Data entries:
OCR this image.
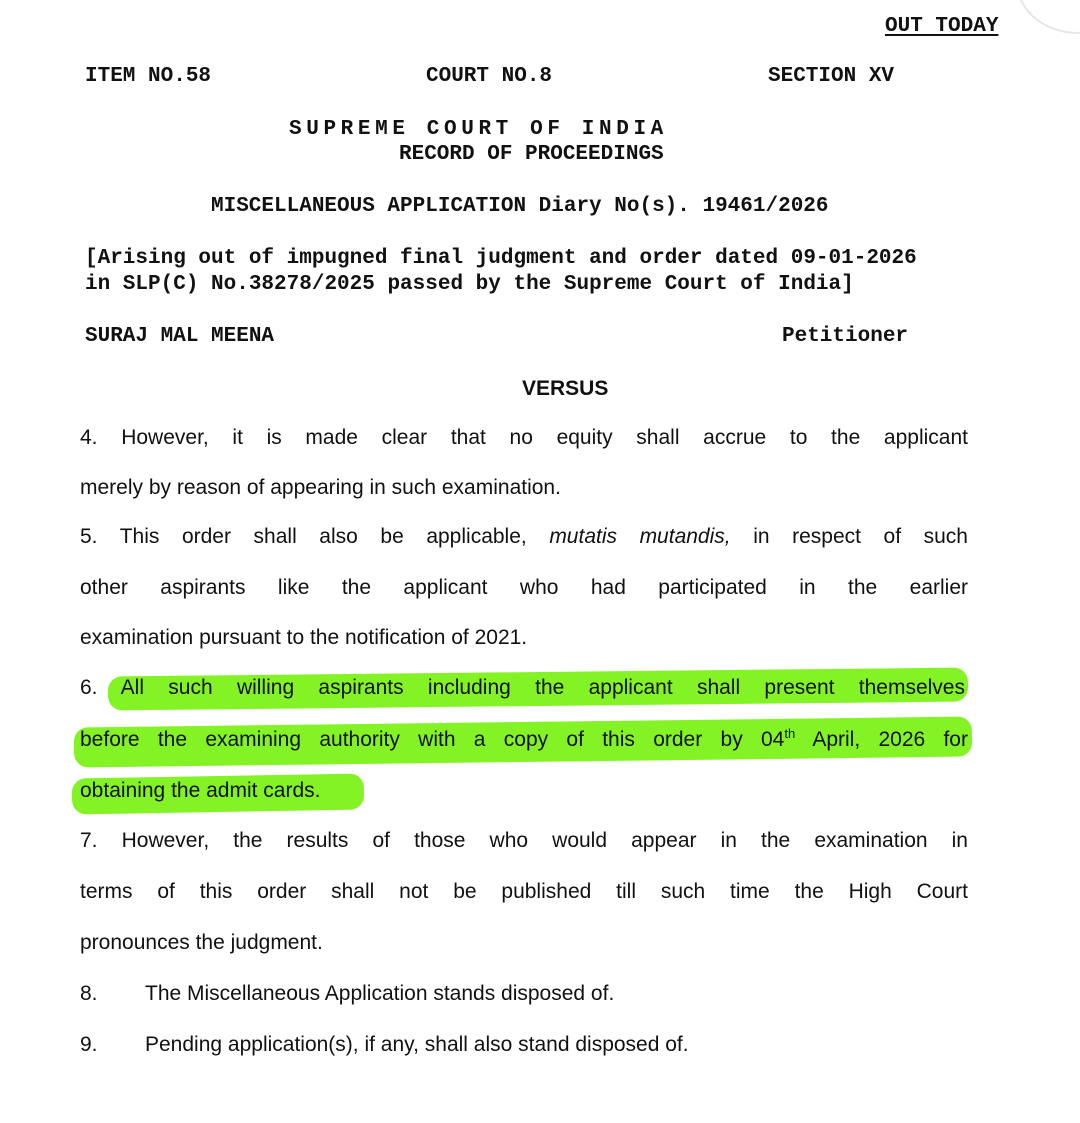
OUT TODAY
ITEM NO.58	COURT NO.8	SECTION XV
SUPREME COURT OF INDIA
RECORD OF PROCEEDINGS
MISCELLANEOUS APPLICATION Diary No(s). 19461/2026
[Arising out of impugned final judgment and order dated 09-01-2026
in SLP(C) No.38278/2025 passed by the Supreme Court of India]
SURAJ MAL MEENA	Petitioner
VERSUS
4. However, it is made clear that no equity shall accrue to the applicant
merely by reason of appearing in such examination.
5. This order shall also be applicable, mutatis mutandis, in respect of such
other aspirants like the applicant who had participated in the earlier
examination pursuant to the notification of 2021.
6. All such willing aspirants including the applicant shall present themselves
before the examining authority with a copy of this order by 04th April, 2026 for
obtaining the admit cards.
7. However, the results of those who would appear in the examination in
terms of this order shall not be published till such time the High Court
pronounces the judgment.
8. The Miscellaneous Application stands disposed of.
9. Pending application(s), if any, shall also stand disposed of.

The task
Each line of the data is to be duplicated exactly; pictures stay out of the copy.

Solution to this problem
OCR this image.
OUT TODAY
ITEM NO.58	COURT NO.8	SECTION XV
SUPREME COURT OF INDIA
RECORD OF PROCEEDINGS
MISCELLANEOUS APPLICATION Diary No(s). 19461/2026
[Arising out of impugned final judgment and order dated 09-01-2026
in SLP(C) No.38278/2025 passed by the Supreme Court of India]
SURAJ MAL MEENA	Petitioner
VERSUS
4. However, it is made clear that no equity shall accrue to the applicant
merely by reason of appearing in such examination.
5. This order shall also be applicable, mutatis mutandis, in respect of such
other aspirants like the applicant who had participated in the earlier
examination pursuant to the notification of 2021.
6. All such willing aspirants including the applicant shall present themselves
before the examining authority with a copy of this order by 04th April, 2026 for
obtaining the admit cards.
7. However, the results of those who would appear in the examination in
terms of this order shall not be published till such time the High Court
pronounces the judgment.
8. The Miscellaneous Application stands disposed of.
9. Pending application(s), if any, shall also stand disposed of.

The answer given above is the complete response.